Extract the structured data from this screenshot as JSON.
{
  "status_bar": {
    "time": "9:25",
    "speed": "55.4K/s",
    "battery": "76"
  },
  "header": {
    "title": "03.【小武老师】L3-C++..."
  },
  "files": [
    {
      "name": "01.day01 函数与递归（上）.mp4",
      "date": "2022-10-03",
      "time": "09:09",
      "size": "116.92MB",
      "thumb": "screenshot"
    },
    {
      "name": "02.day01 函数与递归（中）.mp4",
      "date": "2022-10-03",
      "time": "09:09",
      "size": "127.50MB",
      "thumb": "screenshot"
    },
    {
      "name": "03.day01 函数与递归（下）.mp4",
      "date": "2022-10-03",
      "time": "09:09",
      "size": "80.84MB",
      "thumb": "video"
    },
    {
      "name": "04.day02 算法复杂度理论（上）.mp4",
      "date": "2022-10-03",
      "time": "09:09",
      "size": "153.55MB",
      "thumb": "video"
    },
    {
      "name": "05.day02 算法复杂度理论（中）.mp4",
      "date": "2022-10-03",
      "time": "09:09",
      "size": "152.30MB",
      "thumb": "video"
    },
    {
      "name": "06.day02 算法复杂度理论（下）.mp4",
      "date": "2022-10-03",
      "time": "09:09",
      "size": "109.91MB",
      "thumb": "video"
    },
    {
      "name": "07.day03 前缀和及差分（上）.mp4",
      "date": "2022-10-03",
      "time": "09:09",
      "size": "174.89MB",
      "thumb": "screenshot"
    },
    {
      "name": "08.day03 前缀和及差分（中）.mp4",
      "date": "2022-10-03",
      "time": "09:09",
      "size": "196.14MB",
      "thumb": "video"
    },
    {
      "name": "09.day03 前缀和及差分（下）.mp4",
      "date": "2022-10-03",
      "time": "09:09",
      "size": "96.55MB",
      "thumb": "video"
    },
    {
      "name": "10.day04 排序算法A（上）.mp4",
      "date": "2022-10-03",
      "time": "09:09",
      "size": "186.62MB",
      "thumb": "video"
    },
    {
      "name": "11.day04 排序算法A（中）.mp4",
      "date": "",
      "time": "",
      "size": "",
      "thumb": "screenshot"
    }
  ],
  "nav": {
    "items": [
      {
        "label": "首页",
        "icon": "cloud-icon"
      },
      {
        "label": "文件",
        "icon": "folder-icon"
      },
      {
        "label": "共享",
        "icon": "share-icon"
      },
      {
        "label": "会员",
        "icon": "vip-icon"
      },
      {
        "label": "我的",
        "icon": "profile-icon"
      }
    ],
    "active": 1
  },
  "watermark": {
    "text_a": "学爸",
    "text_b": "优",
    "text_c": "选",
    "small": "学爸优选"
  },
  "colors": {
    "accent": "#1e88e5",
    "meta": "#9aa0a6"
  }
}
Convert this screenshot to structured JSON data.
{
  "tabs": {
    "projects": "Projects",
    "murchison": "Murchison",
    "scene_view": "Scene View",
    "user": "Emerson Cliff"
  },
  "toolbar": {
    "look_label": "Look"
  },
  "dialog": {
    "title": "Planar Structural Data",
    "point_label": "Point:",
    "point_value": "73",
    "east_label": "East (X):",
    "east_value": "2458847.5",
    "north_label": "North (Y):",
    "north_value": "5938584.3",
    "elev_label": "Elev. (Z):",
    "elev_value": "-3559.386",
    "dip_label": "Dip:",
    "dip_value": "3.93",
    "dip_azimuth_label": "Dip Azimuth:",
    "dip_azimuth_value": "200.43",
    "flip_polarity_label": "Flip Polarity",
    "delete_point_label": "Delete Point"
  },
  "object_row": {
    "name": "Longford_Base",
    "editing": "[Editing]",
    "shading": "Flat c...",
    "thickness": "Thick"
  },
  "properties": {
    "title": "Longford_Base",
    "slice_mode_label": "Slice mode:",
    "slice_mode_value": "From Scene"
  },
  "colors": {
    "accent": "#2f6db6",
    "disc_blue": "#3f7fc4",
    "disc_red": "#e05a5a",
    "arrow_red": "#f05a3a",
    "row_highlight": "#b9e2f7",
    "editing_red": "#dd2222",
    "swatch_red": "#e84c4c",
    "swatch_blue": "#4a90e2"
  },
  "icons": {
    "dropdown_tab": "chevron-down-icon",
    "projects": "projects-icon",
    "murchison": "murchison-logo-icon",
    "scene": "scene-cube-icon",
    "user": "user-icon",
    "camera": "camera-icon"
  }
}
:::::
- EXERCISE GOAL -
Copy exactly the lines from the one containing "Convert this screenshot" through the last line of the records, both included, and nothing else.

- EXERCISE SOLUTION -
Convert this screenshot to structured JSON data.
{
  "tabs": {
    "projects": "Projects",
    "murchison": "Murchison",
    "scene_view": "Scene View",
    "user": "Emerson Cliff"
  },
  "toolbar": {
    "look_label": "Look"
  },
  "dialog": {
    "title": "Planar Structural Data",
    "point_label": "Point:",
    "point_value": "73",
    "east_label": "East (X):",
    "east_value": "2458847.5",
    "north_label": "North (Y):",
    "north_value": "5938584.3",
    "elev_label": "Elev. (Z):",
    "elev_value": "-3559.386",
    "dip_label": "Dip:",
    "dip_value": "3.93",
    "dip_azimuth_label": "Dip Azimuth:",
    "dip_azimuth_value": "200.43",
    "flip_polarity_label": "Flip Polarity",
    "delete_point_label": "Delete Point"
  },
  "object_row": {
    "name": "Longford_Base",
    "editing": "[Editing]",
    "shading": "Flat c...",
    "thickness": "Thick"
  },
  "properties": {
    "title": "Longford_Base",
    "slice_mode_label": "Slice mode:",
    "slice_mode_value": "From Scene"
  },
  "colors": {
    "accent": "#2f6db6",
    "disc_blue": "#3f7fc4",
    "disc_red": "#e05a5a",
    "arrow_red": "#f05a3a",
    "row_highlight": "#b9e2f7",
    "editing_red": "#dd2222",
    "swatch_red": "#e84c4c",
    "swatch_blue": "#4a90e2"
  },
  "icons": {
    "dropdown_tab": "chevron-down-icon",
    "projects": "projects-icon",
    "murchison": "murchison-logo-icon",
    "scene": "scene-cube-icon",
    "user": "user-icon",
    "camera": "camera-icon"
  }
}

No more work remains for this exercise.